Öğretim üyesi ve yazar YAKUP YAŞAR ile bir araya geldik. Yazmaya nasıl başladığından, esin kaynaklarından, projelerinden ve kitabı “Olmadı Hiç” üzerine konuştuğumuz röportajımız sizlerle…

Hoş geldiniz. Sizi biraz tanıyabilir miyiz?

Hoş buldum. Karamanoğlu Mehmetbey Üniversitesi İngilizce Mütercim ve Tercümanlık Bölümü’nde öğretim üyesi olarak görev yapmaktayım. Aynı zamanda 2007 yılında başladığım yazarlık serüvenime edebiyata önemli katkılar sunan yazarlardan biri olma gayesiyle devam etmekteyim. Şuana kadar 4 tiyatro oyunu 3 öykü 1 roman ve 1 akademik olmak üzere 9 adet kitabım yayımlandı. Yazarlığın yanı sıra kaleme aldığım oyunları yönetmeye başladım. Yakın zamanda Gitmeyi Beklerken adlı oyunumu üniversitemiz bünyesinde yer alan Sinema ve Tiyatro Topluluğu’muz vasıtasıyla sahneledik. Tabi öncesinde öykülerimden oluşan bir seçkiyi Hayatın İçinden başlığı altında tiyatroya uyarladık ve sahneledik. Son olarak Nisan ayında yayımlanan Öykü ile Ömer ve Mayıs ayında yayımlanan Olmadı Hiç isimli öykü kitaplarımın heyecanı içerisindeyim.  

Akademisyenlik ve Yazarlık mesleklerini eş zamanlı sürdürüyorsunuz. Sadece birini tercih etseydiniz bu hangisi olurdu?

Verilen görevler ▸
A. Yakup Yaşar röportajına göre yazar, yazarlık serüvenine hangi yılda başlamış?
B. Yakup Yaşar röportajını kaldığı yerden devam ettirin.
Kayıtların Yakup Yaşar röportajıyla hiçbir ilgisi yoktur.

Verilen kayıtlar ▸
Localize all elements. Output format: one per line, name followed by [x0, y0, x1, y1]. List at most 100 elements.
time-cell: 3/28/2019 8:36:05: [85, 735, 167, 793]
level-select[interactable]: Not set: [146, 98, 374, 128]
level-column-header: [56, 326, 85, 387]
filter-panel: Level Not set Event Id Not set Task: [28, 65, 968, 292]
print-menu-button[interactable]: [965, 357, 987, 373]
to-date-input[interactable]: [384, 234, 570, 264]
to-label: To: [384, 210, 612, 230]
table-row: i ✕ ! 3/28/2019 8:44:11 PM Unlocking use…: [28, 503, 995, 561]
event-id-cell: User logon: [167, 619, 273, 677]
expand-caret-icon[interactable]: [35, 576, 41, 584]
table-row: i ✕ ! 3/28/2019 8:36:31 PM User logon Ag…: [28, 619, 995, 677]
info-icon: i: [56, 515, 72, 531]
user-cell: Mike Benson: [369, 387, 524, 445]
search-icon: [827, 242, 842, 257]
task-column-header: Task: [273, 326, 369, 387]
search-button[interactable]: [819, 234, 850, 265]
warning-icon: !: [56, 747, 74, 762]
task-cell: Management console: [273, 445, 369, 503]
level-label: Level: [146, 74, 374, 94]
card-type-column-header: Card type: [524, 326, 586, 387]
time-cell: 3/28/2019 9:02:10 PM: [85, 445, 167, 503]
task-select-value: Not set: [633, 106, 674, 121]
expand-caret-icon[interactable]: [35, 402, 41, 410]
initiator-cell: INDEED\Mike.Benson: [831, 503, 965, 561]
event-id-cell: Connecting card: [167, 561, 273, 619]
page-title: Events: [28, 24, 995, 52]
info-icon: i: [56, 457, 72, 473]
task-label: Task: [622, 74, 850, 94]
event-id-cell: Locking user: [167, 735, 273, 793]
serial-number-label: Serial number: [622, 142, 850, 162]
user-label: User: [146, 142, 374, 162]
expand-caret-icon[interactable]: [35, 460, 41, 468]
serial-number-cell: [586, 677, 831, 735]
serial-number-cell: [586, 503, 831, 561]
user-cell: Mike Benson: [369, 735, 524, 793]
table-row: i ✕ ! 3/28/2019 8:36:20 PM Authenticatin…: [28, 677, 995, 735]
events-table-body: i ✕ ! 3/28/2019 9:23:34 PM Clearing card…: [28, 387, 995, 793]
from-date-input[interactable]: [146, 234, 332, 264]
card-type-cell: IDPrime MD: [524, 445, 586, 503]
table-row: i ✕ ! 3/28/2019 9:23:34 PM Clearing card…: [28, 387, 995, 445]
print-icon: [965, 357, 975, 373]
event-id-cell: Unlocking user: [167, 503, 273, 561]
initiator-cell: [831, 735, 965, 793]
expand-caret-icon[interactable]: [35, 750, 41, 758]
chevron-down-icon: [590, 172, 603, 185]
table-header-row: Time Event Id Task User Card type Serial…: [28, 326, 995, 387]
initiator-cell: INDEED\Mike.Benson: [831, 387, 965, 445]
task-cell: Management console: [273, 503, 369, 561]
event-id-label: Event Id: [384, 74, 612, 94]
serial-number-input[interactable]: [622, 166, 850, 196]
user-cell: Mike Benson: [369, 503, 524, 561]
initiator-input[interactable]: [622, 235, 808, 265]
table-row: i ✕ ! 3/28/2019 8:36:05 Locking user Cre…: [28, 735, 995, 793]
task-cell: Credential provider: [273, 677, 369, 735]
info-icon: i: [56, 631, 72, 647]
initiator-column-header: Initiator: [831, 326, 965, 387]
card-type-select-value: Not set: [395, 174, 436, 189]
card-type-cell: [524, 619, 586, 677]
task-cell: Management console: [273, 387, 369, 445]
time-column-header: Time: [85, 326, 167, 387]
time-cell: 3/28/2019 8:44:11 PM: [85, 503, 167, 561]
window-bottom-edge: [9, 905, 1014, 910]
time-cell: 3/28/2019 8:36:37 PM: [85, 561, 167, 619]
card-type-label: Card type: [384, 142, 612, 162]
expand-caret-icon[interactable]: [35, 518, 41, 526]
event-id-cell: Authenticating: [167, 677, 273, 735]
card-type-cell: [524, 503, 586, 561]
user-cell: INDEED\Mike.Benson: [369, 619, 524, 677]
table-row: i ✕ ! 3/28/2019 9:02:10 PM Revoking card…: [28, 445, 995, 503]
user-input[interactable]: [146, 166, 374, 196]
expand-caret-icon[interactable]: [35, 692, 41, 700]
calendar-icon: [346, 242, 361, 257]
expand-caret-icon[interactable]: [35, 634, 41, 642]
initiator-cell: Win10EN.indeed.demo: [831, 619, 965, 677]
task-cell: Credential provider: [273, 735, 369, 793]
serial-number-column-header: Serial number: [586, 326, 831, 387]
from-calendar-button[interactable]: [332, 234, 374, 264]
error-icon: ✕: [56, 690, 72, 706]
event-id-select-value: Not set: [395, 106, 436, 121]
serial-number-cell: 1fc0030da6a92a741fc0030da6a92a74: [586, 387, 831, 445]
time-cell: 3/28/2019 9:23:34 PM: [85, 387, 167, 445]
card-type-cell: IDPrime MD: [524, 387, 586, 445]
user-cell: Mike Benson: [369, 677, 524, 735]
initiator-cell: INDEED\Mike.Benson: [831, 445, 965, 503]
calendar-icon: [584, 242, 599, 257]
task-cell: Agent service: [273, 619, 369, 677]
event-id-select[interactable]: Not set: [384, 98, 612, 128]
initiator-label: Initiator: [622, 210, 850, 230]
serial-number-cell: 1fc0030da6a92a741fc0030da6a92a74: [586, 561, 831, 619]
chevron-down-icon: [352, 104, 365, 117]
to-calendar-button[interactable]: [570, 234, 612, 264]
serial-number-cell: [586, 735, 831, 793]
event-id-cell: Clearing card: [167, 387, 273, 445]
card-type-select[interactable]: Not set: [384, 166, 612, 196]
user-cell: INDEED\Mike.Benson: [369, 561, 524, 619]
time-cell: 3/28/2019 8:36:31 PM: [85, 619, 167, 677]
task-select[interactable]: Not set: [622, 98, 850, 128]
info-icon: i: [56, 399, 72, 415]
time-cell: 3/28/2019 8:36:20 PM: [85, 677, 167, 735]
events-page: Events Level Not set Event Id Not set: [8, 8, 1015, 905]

Nihai sonuçlar ▸
A. 2007 yılında.

B.
Tabi ki Yazarlık… Neden? Biraz dert yanmak ve akabinde ahkâm kesmek gibi olacak ama içimden geçenleri de söylemem gerek. Akademisyenlik bizim ülkede izzeti ayaklar altına alınan bir meslek haline geldi maalesef. Bu yıllardır böyle. Öğrenciyken çok gıptayla baktığım işin mutfağına girdikten sonra öyle hadiselerle karşılaştım ki iğrendim ve yıldım. Biliyorum kurduğum son cümlenin ne anlama geldiğini bir tek işin mutfağında olanlar anlayacak; lakin şunu söyleyeyim: Birilerinin nüfuzunu kullanarak akademik unvan almak ve yükselmek mümkün; fakat aynı yöntem ile yazar olmak mümkün değil. Yazar olmak için üretmek üretmek üretmek gerekir. Hiç kimse bir başkasının ya da başkalarının başka kriterleri göz önünde bulundurup onaylamasıyla yazar olamaz. Kalemi eline alıp kafa patlatması ve bir eser ortaya koyması lazım. Üretim noktasında mücadele edebildiğim ve iyi bir metin üreticisi olduğumu düşündüğüm için yazarlık akademisyenlikten daha önde benim için.

Yazmaya nasıl başladınız? Sizi teşvik eden birileri oldu mu?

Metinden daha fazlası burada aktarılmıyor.